# TEXT PROVIDED
## Start
In terms of data, we have sufficient evidence from SAST vendors that XXE is somewhat likely, but it's really the impact of XXE that drives the #4 spot.

drwetter commented 6 years ago

Hi Andrew,

can you comment on my arguments please. Again it seems absurd to me -- and not to me only -- to believe in the trust of data when the overall prevalence of XML and the condition of the data collection isn't clear.

Thx, Dirk

PeterMosmans commented 6 years ago

@vanderaj I really appreciate all the efforts, thanks for that! I know I'm rather late in the process - however, as XXE ending up on spot 4 is such a big deviation from the previous release candidate, it probably warrants a close(r) look.

Question: is there a way that 'we' can support you with finding the claim that XXE deserves the number 4 spot ? Is there anything 'we' can do to look deeper into this issue ? @drwetter you mentioned researching the distribution of of JSON / XML / ... for instance.

Data from SAST vendors (...) is one thing, but I think that @danielmiesslier raises some fair points about the quality of data in his article on https://danielmiessler.com/blog/owasp-top-10-lists-are-art-not-science/

Again, thanks for your work and consideration. The OWASP top 10 is an extremely visible and important project, that's probably why so many people are "so passionate" about it ;)

Cheers,

Peter

drwetter commented 6 years ago

In terms of data, we have sufficient evidence from SAST vendors that XXE is somewhat likely, but it's really the impact of XXE that drives the #4 spot.

In a real world scenario I also doubt that sites who can afford SAST scanners have much in common with the real world out there.

There's a spot-on -- unfortunately German -- proverb "Traue keiner Statistik, die du nicht selbst gefälscht hast." --> Don't trust statistics which you didn't make up yourself. It means in a cynical way, you shouldn't trust data unless you have collected them yourself.

As Daniel Miessler wrote it's not science, not even close.

jmanico commented 6 years ago

Are there other data points or scientific processes we should be looking at? How can we increase “science” per your perspective, Dr. Wetter?

While I agree we can do more; I feel the improvement from past years is significant.

On Nov 6, 2017, at 9:56 AM, Dirk Wetter notifications@github.com wrote:

In terms of data, we have sufficient evidence from SAST vendors that XXE is somewhat likely, but it's really the impact of XXE that drives the #4 spot.
## End
# SHORT PROBLEM A
From the thread on XXE's ranking, quote the passage that begins at "jmanico commented 6" and ends with "years is significant.".
The text and the records have no connection to each other.

# PROVIDED RECORDS
## Start
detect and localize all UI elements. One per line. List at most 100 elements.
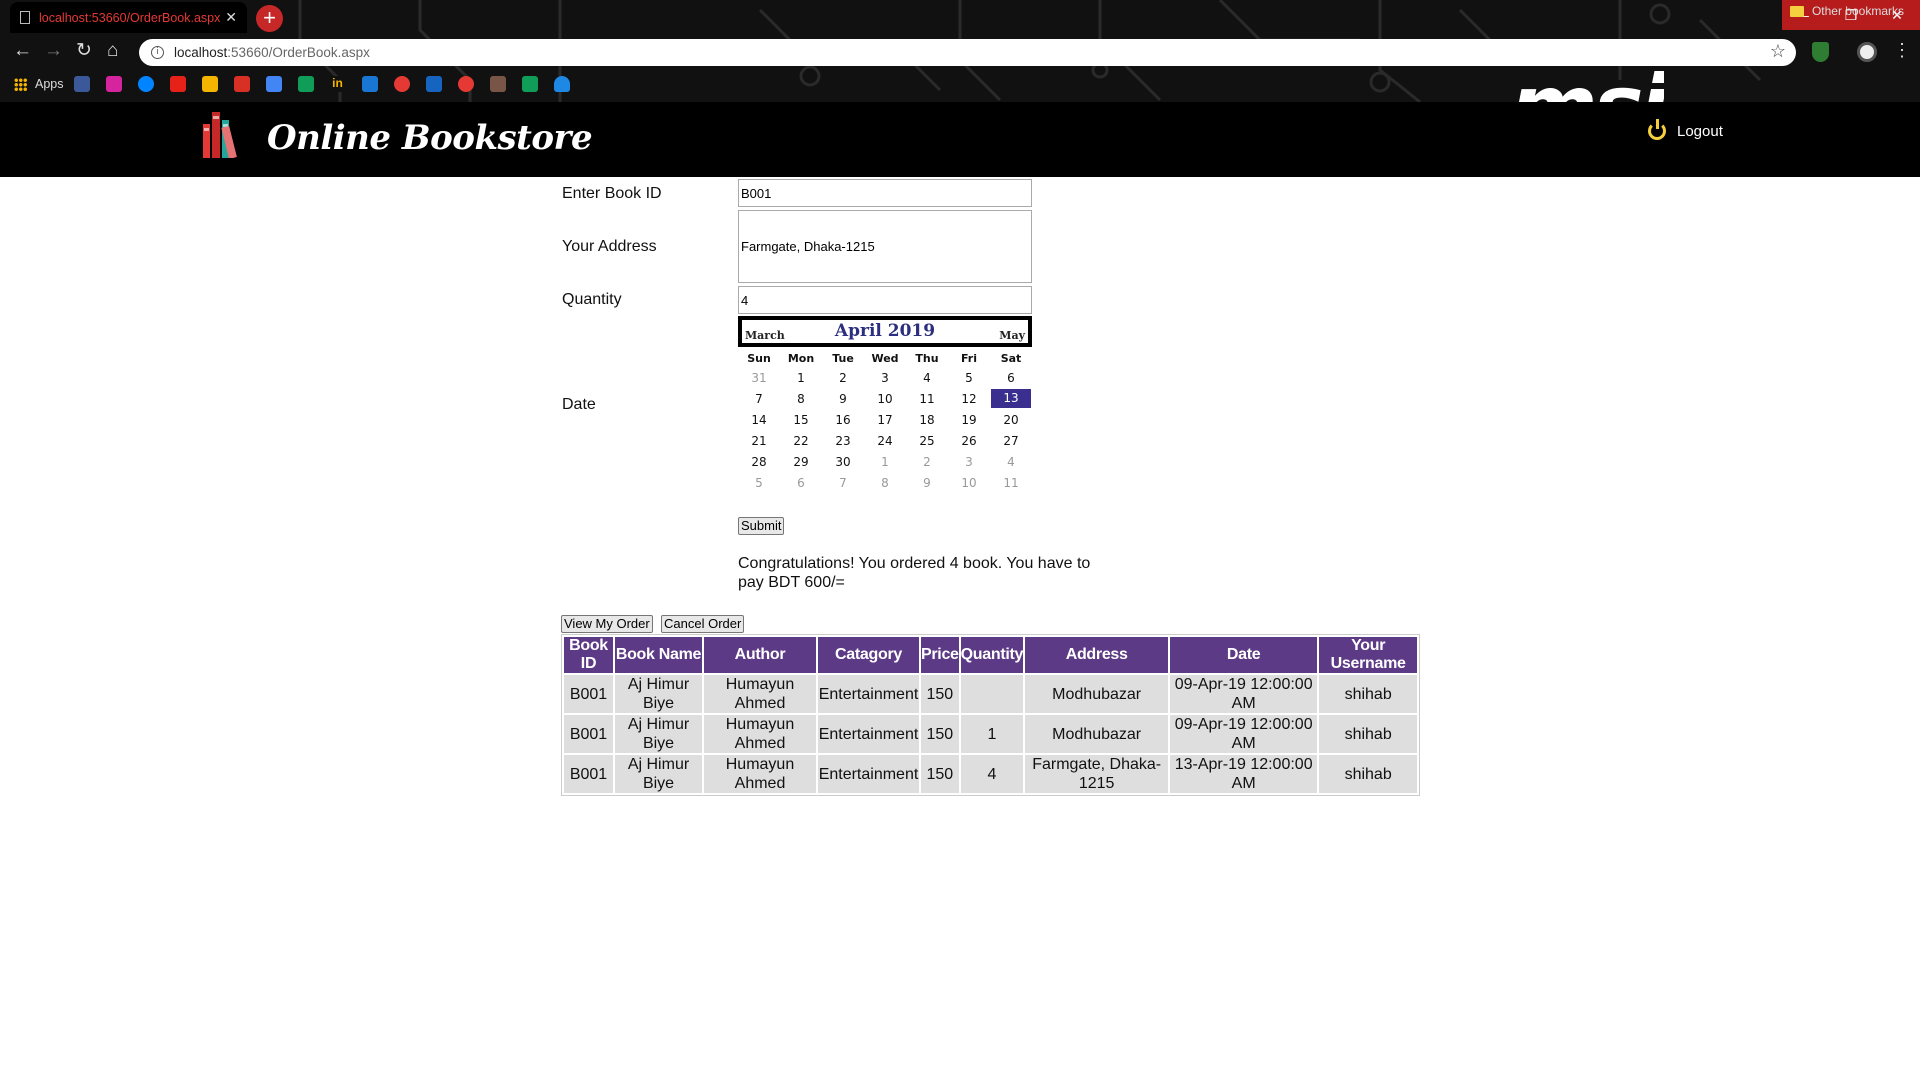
url-text: localhost:53660/OrderBook.aspx [174,45,370,60]
submit-button[interactable]: Submit [738,517,785,535]
extension-shield-icon[interactable] [1812,42,1829,62]
calendar-day[interactable]: 10 [864,388,906,409]
home-icon[interactable]: ⌂ [107,40,118,62]
calendar-day[interactable]: 30 [822,451,864,472]
calendar-day-number: 6 [797,475,805,490]
drive-icon-2[interactable] [521,76,538,92]
calendar-day[interactable]: 2 [906,451,948,472]
profile-avatar-icon[interactable] [1857,42,1877,62]
messenger-icon[interactable] [137,76,154,92]
reload-icon[interactable]: ↻ [76,40,92,62]
weekday-header: Thu [915,352,939,365]
calendar-day[interactable]: 6 [990,367,1032,388]
calendar-day[interactable]: 12 [948,388,990,409]
calendar-day[interactable]: 15 [780,409,822,430]
calendar-day[interactable]: 28 [738,451,780,472]
weekday-header: Fri [960,352,977,365]
drive-icon[interactable] [297,76,314,92]
calendar-day[interactable]: 22 [780,430,822,451]
bookmark-site-icon[interactable] [361,76,378,92]
book-id-input[interactable] [738,179,1032,207]
calendar-day-number: 10 [877,391,893,406]
weekday-header: Sat [1000,352,1022,365]
in-icon[interactable]: in [329,76,346,92]
calendar-day[interactable]: 25 [906,430,948,451]
cancel-order-button[interactable]: Cancel Order [661,615,745,633]
calendar-day[interactable]: 9 [822,388,864,409]
calendar-day[interactable]: 4 [906,367,948,388]
calendar-day[interactable]: 2 [822,367,864,388]
calendar-day[interactable]: 24 [864,430,906,451]
calendar-day[interactable]: 19 [948,409,990,430]
calendar-day-number: 8 [881,475,889,490]
info-icon[interactable]: i [151,46,164,59]
view-my-order-button[interactable]: View My Order [561,615,653,633]
calendar-day[interactable]: 14 [738,409,780,430]
forward-icon[interactable]: → [44,40,63,62]
facebook-icon[interactable] [73,76,90,92]
calendar-day[interactable]: 11 [990,472,1032,493]
instagram-icon[interactable] [105,76,122,92]
quantity-label: Quantity [562,291,622,308]
calendar-day[interactable]: 5 [738,472,780,493]
calendar-day[interactable]: 11 [906,388,948,409]
calendar-day[interactable]: 1 [864,451,906,472]
calendar-day[interactable]: 5 [948,367,990,388]
calendar-day[interactable]: 23 [822,430,864,451]
back-icon[interactable]: ← [13,40,32,62]
calendar-day[interactable]: 9 [906,472,948,493]
calendar-day[interactable]: 20 [990,409,1032,430]
classroom-icon[interactable] [201,76,218,92]
calendar-day[interactable]: 3 [864,367,906,388]
tab-close-icon[interactable]: ✕ [225,9,237,26]
bookmark-star-icon[interactable]: ☆ [1770,41,1786,62]
calendar-day[interactable]: 7 [822,472,864,493]
table-cell: Aj Himur Biye [615,755,702,793]
calendar-day-number: 14 [751,412,767,427]
address-bar[interactable]: i localhost:53660/OrderBook.aspx ☆ [139,39,1796,66]
translate-icon[interactable] [265,76,282,92]
person-icon[interactable] [489,76,506,92]
calendar-day[interactable]: 27 [990,430,1032,451]
at-sign-icon-2[interactable] [457,76,474,92]
bookmark-site-icon-2[interactable] [425,76,442,92]
calendar-day[interactable]: 21 [738,430,780,451]
calendar-day[interactable]: 3 [948,451,990,472]
onedrive-icon[interactable] [553,76,570,92]
calendar-day[interactable]: 31 [738,367,780,388]
new-tab-button[interactable]: + [256,5,283,32]
calendar-day-number: 7 [839,475,847,490]
logout-link[interactable]: Logout [1648,119,1723,140]
address-textarea[interactable]: Farmgate, Dhaka-1215 [738,210,1032,283]
calendar-day[interactable]: 17 [864,409,906,430]
other-bookmarks[interactable]: Other bookmarks [1789,4,1904,18]
calendar-week-row: 5 6 7 8 9 10 11 [738,472,1032,493]
calendar-day-number: 24 [877,433,893,448]
apps-shortcut[interactable]: Apps [14,77,64,91]
gmail-icon[interactable] [233,76,250,92]
weekday-header: Tue [832,352,854,365]
calendar-day[interactable]: 26 [948,430,990,451]
calendar-day[interactable]: 7 [738,388,780,409]
calendar-day[interactable]: 16 [822,409,864,430]
calendar-next-month[interactable]: May [999,329,1025,342]
calendar-day[interactable]: 8 [780,388,822,409]
calendar-day[interactable]: 13 [990,388,1032,409]
orders-column-header: Author [704,637,816,673]
calendar-day[interactable]: 29 [780,451,822,472]
calendar-day[interactable]: 10 [948,472,990,493]
browser-tab[interactable]: localhost:53660/OrderBook.aspx ✕ [10,2,247,33]
at-sign-icon[interactable] [393,76,410,92]
quantity-input[interactable] [738,286,1032,314]
url-host: localhost [174,45,228,60]
calendar-day[interactable]: 6 [780,472,822,493]
other-bookmarks-label: Other bookmarks [1811,4,1904,18]
apps-label: Apps [35,77,64,91]
calendar-day[interactable]: 8 [864,472,906,493]
youtube-icon[interactable] [169,76,186,92]
calendar-weekday-row: Sun Mon Tue Wed Thu Fri Sat [738,350,1032,367]
calendar-day[interactable]: 18 [906,409,948,430]
calendar-day[interactable]: 4 [990,451,1032,472]
calendar-day[interactable]: 1 [780,367,822,388]
browser-menu-icon[interactable]: ⋮ [1893,40,1911,61]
## End
# SHORT PROBLEM B
Print the lines of the records unchanged, starting at the line containing "url-text: localhost:53660/OrderBook.aspx [174,45,370,60]" and ending with the line containing "drive-icon-2[interactable] [521,76,538,92]".

# EXERCISE ANSWER A
jmanico commented 6 years ago

Are there other data points or scientific processes we should be looking at? How can we increase “science” per your perspective, Dr. Wetter?

While I agree we can do more; I feel the improvement from past years is significant.

# EXERCISE ANSWER B
url-text: localhost:53660/OrderBook.aspx [174,45,370,60]
submit-button[interactable]: Submit [738,517,785,535]
extension-shield-icon[interactable] [1812,42,1829,62]
calendar-day[interactable]: 10 [864,388,906,409]
home-icon[interactable]: ⌂ [107,40,118,62]
calendar-day[interactable]: 30 [822,451,864,472]
calendar-day-number: 6 [797,475,805,490]
drive-icon-2[interactable] [521,76,538,92]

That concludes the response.